Part of a data file
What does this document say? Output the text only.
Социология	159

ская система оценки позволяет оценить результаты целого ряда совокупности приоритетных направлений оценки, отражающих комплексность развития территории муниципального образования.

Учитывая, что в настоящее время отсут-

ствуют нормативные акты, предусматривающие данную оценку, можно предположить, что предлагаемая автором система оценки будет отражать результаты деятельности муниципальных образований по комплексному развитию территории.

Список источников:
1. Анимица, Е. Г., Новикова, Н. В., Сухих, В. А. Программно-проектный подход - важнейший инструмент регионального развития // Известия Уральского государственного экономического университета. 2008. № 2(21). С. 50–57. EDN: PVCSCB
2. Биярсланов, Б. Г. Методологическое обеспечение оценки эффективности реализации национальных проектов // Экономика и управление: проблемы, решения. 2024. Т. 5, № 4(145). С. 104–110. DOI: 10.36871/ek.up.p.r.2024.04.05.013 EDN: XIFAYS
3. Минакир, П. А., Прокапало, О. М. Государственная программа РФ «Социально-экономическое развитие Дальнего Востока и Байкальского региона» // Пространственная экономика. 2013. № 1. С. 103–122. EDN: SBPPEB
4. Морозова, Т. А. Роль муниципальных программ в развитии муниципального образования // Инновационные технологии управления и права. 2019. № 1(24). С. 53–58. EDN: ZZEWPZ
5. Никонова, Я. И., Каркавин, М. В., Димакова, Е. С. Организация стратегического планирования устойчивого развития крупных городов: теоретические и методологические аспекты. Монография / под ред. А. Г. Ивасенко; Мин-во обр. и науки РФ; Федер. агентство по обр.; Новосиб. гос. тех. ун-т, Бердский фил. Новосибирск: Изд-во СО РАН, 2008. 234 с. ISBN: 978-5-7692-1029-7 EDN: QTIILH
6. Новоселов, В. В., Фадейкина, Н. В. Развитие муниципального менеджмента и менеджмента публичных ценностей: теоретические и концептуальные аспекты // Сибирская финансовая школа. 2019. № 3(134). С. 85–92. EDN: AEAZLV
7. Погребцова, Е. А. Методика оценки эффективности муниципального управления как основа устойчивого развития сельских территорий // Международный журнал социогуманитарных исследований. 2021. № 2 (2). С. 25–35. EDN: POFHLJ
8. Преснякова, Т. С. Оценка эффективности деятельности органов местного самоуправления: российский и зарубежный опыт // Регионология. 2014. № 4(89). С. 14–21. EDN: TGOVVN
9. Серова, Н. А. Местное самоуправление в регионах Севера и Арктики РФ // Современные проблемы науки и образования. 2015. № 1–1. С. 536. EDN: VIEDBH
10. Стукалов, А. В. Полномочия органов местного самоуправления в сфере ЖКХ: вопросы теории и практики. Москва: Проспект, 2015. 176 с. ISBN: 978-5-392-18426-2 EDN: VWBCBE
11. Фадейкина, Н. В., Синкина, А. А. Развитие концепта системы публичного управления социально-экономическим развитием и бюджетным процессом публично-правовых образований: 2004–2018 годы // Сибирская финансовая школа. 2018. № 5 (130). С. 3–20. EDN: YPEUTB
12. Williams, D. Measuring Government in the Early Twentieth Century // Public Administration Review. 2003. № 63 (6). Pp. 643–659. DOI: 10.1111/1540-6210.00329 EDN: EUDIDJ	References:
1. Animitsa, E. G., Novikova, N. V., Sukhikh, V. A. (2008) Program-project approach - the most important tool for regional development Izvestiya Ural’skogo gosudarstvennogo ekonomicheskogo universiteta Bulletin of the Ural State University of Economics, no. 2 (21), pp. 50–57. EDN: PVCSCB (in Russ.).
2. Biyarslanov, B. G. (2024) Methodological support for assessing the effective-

YOUR OBJECTIVE:
Every line that holds the string "местного" should be returned.

SOLUTION:
8. Преснякова, Т. С. Оценка эффективности деятельности органов местного самоуправления: российский и зарубежный опыт // Регионология. 2014. № 4(89). С. 14–21. EDN: TGOVVN
10. Стукалов, А. В. Полномочия органов местного самоуправления в сфере ЖКХ: вопросы теории и практики. Москва: Проспект, 2015. 176 с. ISBN: 978-5-392-18426-2 EDN: VWBCBE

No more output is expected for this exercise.